---------- RECORDS
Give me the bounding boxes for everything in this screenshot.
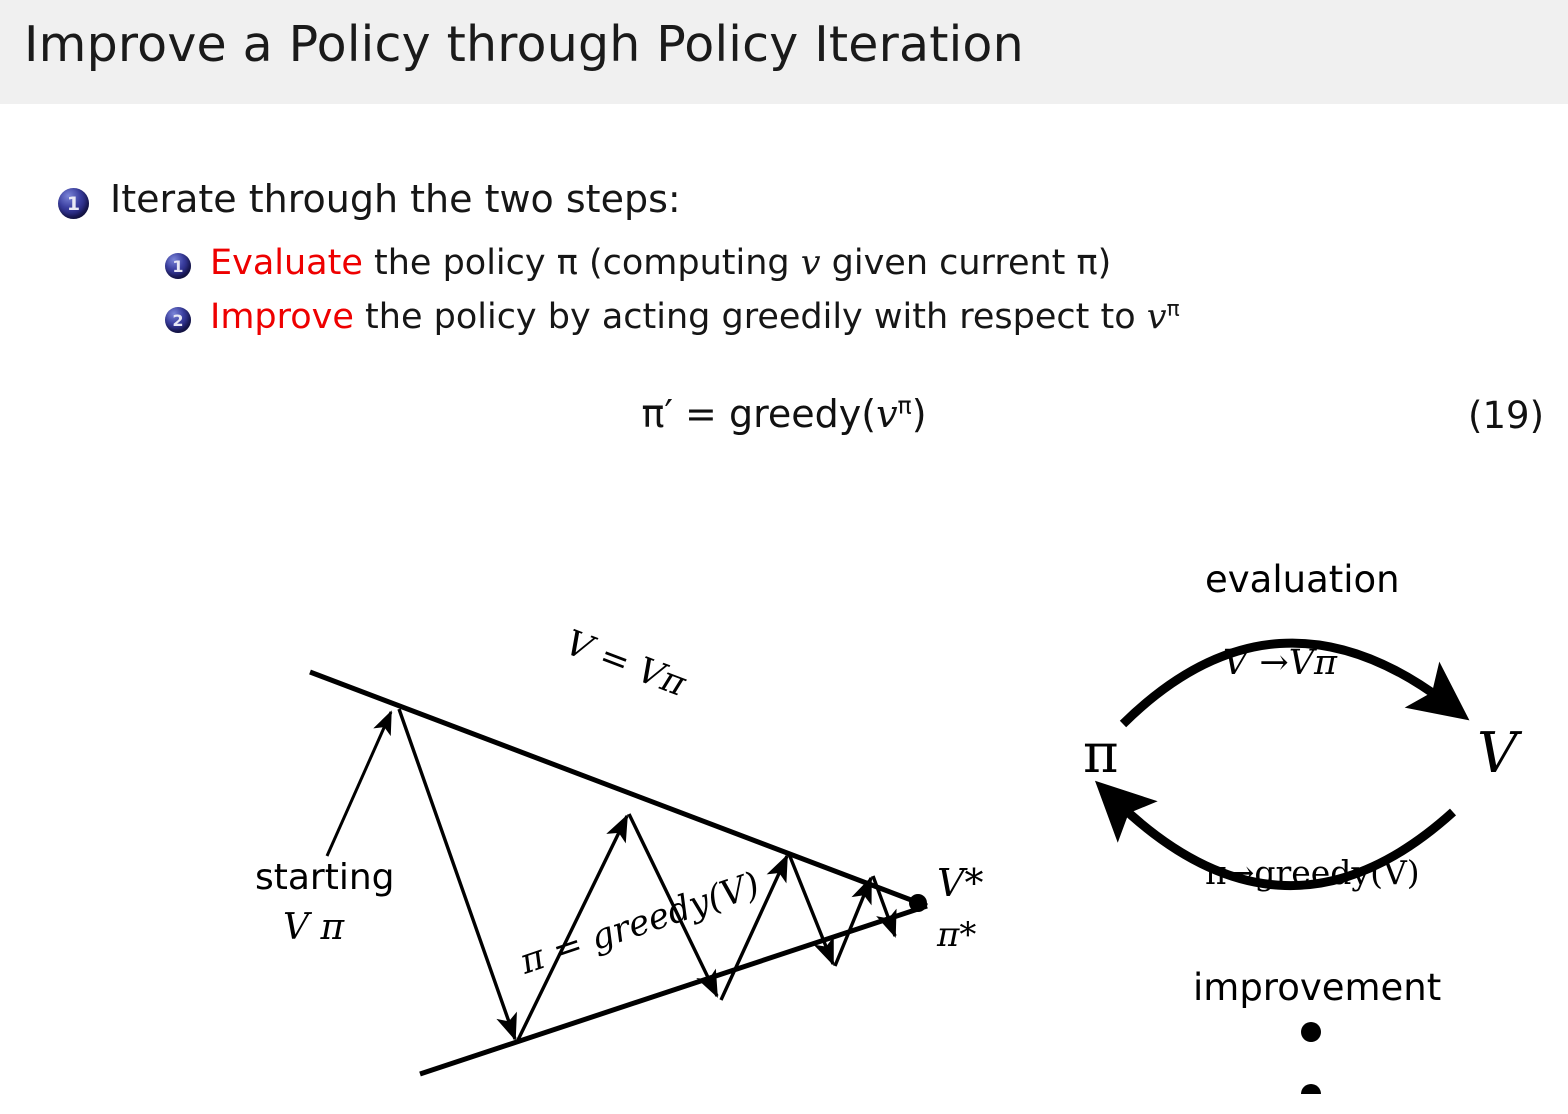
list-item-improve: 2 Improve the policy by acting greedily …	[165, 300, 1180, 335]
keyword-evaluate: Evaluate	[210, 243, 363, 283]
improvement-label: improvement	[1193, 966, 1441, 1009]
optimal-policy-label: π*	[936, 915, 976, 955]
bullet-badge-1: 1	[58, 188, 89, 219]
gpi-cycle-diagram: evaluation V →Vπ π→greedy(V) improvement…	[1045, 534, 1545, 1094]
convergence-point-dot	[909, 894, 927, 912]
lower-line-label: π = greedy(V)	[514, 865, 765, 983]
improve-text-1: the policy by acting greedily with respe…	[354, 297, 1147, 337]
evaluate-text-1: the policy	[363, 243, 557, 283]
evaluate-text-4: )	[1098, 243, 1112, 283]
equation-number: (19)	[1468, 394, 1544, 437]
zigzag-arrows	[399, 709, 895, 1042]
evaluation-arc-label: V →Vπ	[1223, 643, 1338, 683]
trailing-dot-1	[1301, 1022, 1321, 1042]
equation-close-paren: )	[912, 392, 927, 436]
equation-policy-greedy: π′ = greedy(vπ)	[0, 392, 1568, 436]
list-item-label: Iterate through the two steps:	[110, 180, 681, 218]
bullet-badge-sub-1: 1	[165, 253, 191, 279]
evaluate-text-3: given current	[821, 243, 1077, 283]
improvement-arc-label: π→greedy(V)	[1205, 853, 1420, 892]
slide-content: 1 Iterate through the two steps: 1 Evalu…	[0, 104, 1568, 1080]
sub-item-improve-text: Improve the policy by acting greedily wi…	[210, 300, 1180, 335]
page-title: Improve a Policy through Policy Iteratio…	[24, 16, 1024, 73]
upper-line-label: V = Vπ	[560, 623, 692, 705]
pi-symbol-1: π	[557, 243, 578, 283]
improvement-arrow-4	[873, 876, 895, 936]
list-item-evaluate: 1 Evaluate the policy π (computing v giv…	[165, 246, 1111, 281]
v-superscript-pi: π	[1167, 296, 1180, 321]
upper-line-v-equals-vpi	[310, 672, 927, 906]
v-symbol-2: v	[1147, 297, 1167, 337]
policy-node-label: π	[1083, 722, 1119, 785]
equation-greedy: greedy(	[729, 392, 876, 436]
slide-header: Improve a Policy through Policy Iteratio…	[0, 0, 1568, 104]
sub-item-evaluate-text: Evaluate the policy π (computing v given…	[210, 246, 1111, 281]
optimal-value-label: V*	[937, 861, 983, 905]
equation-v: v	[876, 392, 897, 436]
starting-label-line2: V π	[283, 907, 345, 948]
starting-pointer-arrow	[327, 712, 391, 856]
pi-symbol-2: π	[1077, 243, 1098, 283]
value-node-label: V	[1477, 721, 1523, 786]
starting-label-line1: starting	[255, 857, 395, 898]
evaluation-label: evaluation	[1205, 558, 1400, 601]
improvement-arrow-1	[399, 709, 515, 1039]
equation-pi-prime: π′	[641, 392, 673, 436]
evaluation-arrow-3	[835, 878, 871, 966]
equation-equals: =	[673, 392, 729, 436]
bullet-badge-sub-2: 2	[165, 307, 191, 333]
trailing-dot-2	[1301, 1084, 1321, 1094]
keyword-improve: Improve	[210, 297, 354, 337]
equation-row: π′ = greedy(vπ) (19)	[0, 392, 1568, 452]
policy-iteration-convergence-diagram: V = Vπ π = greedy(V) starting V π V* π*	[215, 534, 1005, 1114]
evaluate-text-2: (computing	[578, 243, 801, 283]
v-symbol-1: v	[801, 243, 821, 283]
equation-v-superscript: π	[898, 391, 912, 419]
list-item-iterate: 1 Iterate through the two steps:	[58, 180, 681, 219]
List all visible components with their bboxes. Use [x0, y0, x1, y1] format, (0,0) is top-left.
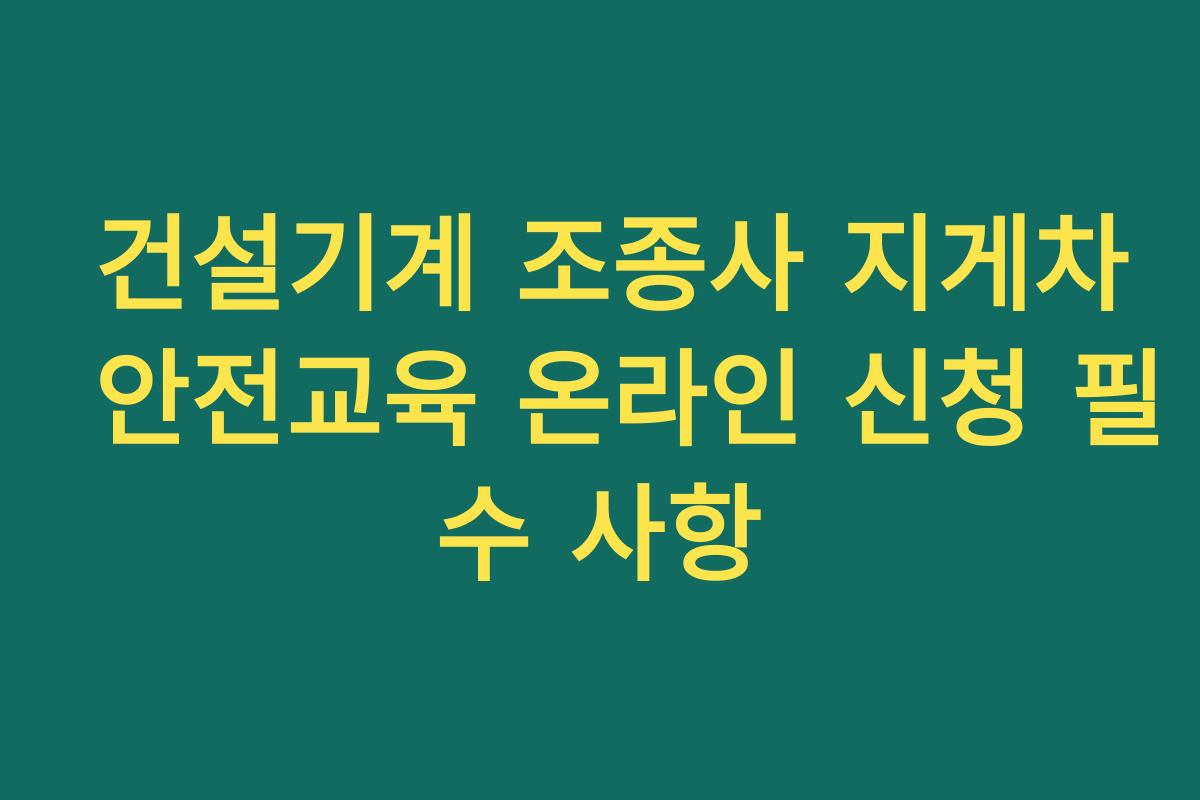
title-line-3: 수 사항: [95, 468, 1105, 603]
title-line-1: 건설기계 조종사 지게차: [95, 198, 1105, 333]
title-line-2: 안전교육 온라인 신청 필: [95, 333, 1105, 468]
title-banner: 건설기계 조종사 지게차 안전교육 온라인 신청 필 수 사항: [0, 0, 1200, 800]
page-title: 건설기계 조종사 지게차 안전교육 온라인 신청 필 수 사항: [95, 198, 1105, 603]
--------------------
AIM OF THE TASK: Lay out every line of the records above as a numbered list, dropping blank lines and leaving out the pictures.

RESULT:
1. Give me the bounding boxes for everything in this screenshot.
2. list-item-improve: 2 Improve the policy by acting greedily …	[165, 300, 1180, 335]
3. keyword-evaluate: Evaluate	[210, 243, 363, 283]
4. improvement-label: improvement	[1193, 966, 1441, 1009]
5. optimal-policy-label: π*	[936, 915, 976, 955]
6. bullet-badge-1: 1	[58, 188, 89, 219]
7. gpi-cycle-diagram: evaluation V →Vπ π→greedy(V) improvement…	[1045, 534, 1545, 1094]
8. convergence-point-dot	[909, 894, 927, 912]
9. lower-line-label: π = greedy(V)	[514, 865, 765, 983]
10. improve-text-1: the policy by acting greedily with respe…	[354, 297, 1147, 337]
11. evaluate-text-1: the policy	[363, 243, 557, 283]
12. evaluate-text-4: )	[1098, 243, 1112, 283]
13. equation-number: (19)	[1468, 394, 1544, 437]
14. zigzag-arrows	[399, 709, 895, 1042]
15. evaluation-arc-label: V →Vπ	[1223, 643, 1338, 683]
16. trailing-dot-1	[1301, 1022, 1321, 1042]
17. equation-close-paren: )	[912, 392, 927, 436]
18. equation-policy-greedy: π′ = greedy(vπ)	[0, 392, 1568, 436]
19. list-item-label: Iterate through the two steps:	[110, 180, 681, 218]
20. bullet-badge-sub-1: 1	[165, 253, 191, 279]
21. evaluate-text-3: given current	[821, 243, 1077, 283]
22. improvement-arc-label: π→greedy(V)	[1205, 853, 1420, 892]
23. slide-content: 1 Iterate through the two steps: 1 Evalu…	[0, 104, 1568, 1080]
24. sub-item-improve-text: Improve the policy by acting greedily wi…	[210, 300, 1180, 335]
25. page-title: Improve a Policy through Policy Iteratio…	[24, 16, 1024, 73]
26. upper-line-label: V = Vπ	[560, 623, 692, 705]
27. pi-symbol-1: π	[557, 243, 578, 283]
28. improvement-arrow-4	[873, 876, 895, 936]
29. list-item-evaluate: 1 Evaluate the policy π (computing v giv…	[165, 246, 1111, 281]
30. v-superscript-pi: π	[1167, 296, 1180, 321]
31. upper-line-v-equals-vpi	[310, 672, 927, 906]
32. v-symbol-2: v	[1147, 297, 1167, 337]
33. policy-node-label: π	[1083, 722, 1119, 785]
34. equation-greedy: greedy(	[729, 392, 876, 436]
35. slide-header: Improve a Policy through Policy Iteratio…	[0, 0, 1568, 104]
36. sub-item-evaluate-text: Evaluate the policy π (computing v given…	[210, 246, 1111, 281]
37. optimal-value-label: V*	[937, 861, 983, 905]
38. equation-v: v	[876, 392, 897, 436]
39. starting-label-line2: V π	[283, 907, 345, 948]
40. starting-pointer-arrow	[327, 712, 391, 856]
41. pi-symbol-2: π	[1077, 243, 1098, 283]
42. value-node-label: V	[1477, 721, 1523, 786]
43. starting-label-line1: starting	[255, 857, 395, 898]
44. evaluation-label: evaluation	[1205, 558, 1400, 601]
45. improvement-arrow-1	[399, 709, 515, 1039]
46. equation-pi-prime: π′	[641, 392, 673, 436]
47. evaluation-arrow-3	[835, 878, 871, 966]
48. equation-equals: =	[673, 392, 729, 436]
49. bullet-badge-sub-2: 2	[165, 307, 191, 333]
50. trailing-dot-2	[1301, 1084, 1321, 1094]
51. keyword-improve: Improve	[210, 297, 354, 337]
52. equation-row: π′ = greedy(vπ) (19)	[0, 392, 1568, 452]
53. policy-iteration-convergence-diagram: V = Vπ π = greedy(V) starting V π V* π*	[215, 534, 1005, 1114]
54. evaluate-text-2: (computing	[578, 243, 801, 283]
55. v-symbol-1: v	[801, 243, 821, 283]
56. equation-v-superscript: π	[898, 391, 912, 419]
57. list-item-iterate: 1 Iterate through the two steps:	[58, 180, 681, 219]
58. List all visible components with their bboxes. Use [x0, y0, x1, y1] format, (0,0) is top-left.
59. title-line-3: 수 사항: [95, 468, 1105, 603]
60. title-line-1: 건설기계 조종사 지게차: [95, 198, 1105, 333]
61. title-line-2: 안전교육 온라인 신청 필: [95, 333, 1105, 468]
62. title-banner: 건설기계 조종사 지게차 안전교육 온라인 신청 필 수 사항: [0, 0, 1200, 800]
63. page-title: 건설기계 조종사 지게차 안전교육 온라인 신청 필 수 사항: [95, 198, 1105, 603]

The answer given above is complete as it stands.